# Work to complete
Copy each line that has the string "values" somewhere in it.

# Available data
╔══

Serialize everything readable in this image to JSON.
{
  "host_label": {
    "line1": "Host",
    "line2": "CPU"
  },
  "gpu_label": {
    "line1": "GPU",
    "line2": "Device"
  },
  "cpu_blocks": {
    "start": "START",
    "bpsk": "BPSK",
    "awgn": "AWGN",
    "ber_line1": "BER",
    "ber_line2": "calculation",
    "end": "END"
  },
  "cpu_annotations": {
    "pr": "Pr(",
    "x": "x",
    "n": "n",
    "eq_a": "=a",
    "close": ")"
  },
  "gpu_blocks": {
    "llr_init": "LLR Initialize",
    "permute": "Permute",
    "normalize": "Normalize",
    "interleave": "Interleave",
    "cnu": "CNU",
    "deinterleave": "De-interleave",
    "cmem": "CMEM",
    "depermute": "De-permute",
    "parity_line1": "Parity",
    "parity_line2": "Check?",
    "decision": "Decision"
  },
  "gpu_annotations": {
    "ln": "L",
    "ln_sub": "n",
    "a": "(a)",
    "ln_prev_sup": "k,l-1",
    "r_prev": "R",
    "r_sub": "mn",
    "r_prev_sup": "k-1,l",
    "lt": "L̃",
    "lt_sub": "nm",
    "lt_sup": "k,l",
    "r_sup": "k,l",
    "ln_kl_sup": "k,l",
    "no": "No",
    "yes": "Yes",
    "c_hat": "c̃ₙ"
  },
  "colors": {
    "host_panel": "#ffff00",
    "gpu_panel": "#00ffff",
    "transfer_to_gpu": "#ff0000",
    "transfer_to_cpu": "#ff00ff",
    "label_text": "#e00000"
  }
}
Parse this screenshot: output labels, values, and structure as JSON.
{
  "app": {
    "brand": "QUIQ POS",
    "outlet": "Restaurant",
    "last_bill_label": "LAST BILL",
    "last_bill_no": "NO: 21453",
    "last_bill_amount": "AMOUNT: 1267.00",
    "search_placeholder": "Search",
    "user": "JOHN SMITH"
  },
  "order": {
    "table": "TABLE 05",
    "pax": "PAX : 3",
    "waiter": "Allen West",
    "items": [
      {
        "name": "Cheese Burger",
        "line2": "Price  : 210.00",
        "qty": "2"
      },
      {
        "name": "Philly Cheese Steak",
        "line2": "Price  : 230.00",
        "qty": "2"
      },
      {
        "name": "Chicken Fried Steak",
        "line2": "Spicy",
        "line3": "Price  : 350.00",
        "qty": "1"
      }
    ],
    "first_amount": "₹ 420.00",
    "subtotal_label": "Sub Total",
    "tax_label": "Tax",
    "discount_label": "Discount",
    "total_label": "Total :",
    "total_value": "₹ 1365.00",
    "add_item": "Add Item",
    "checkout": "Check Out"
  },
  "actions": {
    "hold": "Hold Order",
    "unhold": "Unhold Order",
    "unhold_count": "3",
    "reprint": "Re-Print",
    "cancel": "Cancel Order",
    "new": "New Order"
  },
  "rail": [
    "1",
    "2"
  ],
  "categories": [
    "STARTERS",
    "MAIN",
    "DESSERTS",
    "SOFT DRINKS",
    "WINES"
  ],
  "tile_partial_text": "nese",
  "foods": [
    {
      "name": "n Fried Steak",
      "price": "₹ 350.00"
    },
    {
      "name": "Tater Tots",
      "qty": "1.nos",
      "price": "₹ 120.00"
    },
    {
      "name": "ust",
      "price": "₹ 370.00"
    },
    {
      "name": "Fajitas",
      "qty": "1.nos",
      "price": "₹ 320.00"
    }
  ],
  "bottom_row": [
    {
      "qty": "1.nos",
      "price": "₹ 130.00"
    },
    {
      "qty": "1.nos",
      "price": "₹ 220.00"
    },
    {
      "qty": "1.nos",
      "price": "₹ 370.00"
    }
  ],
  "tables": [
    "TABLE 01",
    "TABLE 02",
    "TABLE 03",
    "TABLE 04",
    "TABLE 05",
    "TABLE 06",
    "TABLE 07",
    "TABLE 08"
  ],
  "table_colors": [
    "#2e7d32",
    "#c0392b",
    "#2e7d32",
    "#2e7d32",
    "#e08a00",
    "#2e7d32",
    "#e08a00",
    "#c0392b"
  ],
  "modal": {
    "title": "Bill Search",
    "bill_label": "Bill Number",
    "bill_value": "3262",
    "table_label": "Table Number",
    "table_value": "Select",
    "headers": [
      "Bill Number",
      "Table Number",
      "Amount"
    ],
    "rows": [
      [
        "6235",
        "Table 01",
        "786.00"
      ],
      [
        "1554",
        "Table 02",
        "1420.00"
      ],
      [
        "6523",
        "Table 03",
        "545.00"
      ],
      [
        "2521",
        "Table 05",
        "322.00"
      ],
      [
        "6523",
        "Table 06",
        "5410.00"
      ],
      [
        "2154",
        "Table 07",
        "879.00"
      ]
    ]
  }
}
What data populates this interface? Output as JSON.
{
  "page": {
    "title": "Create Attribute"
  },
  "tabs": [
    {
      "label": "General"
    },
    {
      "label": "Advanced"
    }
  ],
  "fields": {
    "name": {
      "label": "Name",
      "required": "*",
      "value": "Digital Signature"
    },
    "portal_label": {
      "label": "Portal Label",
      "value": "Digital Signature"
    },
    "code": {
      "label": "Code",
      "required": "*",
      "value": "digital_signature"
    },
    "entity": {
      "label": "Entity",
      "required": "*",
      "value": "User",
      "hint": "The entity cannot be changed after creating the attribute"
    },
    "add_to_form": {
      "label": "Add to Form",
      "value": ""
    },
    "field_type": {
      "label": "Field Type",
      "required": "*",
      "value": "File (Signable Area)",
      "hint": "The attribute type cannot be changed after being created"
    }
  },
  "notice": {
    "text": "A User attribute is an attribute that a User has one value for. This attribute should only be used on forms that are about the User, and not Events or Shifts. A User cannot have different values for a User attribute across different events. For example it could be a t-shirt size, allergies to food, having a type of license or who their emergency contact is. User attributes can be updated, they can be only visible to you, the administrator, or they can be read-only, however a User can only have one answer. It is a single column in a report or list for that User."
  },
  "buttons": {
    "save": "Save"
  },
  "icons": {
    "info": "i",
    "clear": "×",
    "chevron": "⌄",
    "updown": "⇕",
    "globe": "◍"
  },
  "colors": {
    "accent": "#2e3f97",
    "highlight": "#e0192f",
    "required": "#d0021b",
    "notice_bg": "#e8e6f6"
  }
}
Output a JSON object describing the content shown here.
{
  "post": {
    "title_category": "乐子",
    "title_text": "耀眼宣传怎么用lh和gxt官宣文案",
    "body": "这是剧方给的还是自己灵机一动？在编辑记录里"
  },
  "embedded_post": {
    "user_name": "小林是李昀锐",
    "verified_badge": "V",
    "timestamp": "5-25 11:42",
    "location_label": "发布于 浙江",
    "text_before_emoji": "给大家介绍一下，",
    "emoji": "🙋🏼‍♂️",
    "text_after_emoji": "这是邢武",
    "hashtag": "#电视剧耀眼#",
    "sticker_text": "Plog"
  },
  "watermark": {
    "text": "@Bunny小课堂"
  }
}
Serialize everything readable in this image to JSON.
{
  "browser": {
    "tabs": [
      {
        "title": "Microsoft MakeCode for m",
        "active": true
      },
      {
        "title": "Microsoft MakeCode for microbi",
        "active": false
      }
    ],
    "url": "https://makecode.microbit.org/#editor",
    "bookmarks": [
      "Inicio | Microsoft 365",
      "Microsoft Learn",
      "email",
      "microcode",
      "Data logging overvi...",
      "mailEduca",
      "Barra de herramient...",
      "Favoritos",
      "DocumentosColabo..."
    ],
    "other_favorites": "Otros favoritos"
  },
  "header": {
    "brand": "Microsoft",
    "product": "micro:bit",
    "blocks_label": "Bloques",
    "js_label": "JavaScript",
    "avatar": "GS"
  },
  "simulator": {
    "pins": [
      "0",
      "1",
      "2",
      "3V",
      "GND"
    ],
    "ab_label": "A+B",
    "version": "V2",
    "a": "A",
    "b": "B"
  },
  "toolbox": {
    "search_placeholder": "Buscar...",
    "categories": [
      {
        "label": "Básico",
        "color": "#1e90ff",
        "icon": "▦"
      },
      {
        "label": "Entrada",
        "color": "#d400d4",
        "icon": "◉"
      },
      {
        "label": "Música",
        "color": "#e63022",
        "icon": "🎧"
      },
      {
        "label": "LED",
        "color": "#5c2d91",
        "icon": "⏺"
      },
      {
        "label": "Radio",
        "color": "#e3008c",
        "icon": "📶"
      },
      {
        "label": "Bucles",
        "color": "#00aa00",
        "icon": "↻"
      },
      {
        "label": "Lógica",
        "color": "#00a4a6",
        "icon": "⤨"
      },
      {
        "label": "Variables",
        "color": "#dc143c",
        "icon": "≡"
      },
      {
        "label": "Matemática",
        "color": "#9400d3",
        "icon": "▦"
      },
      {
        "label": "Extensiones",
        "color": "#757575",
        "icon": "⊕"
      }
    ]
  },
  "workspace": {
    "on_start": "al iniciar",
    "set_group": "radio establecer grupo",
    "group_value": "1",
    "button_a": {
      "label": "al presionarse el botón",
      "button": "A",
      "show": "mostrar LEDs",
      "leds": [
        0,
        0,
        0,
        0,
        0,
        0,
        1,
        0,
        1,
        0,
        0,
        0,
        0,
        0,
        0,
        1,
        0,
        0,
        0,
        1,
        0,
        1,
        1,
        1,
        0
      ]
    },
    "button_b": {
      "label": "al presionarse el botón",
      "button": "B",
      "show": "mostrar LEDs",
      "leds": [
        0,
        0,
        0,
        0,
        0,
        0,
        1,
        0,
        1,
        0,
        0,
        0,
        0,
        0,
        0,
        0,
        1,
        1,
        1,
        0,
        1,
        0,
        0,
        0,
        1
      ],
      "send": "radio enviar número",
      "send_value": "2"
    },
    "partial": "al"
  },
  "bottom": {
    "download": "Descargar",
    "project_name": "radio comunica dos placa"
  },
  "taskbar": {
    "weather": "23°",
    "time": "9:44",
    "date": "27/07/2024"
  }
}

╚══

# Final result
Parse this screenshot: output labels, values, and structure as JSON.
    "text": "A User attribute is an attribute that a User has one value for. This attribute should only be used on forms that are about the User, and not Events or Shifts. A User cannot have different values for a User attribute across different events. For example it could be a t-shirt size, allergies to food, having a type of license or who their emergency contact is. User attributes can be updated, they can be only visible to you, the administrator, or they can be read-only, however a User can only have one answer. It is a single column in a report or list for that User."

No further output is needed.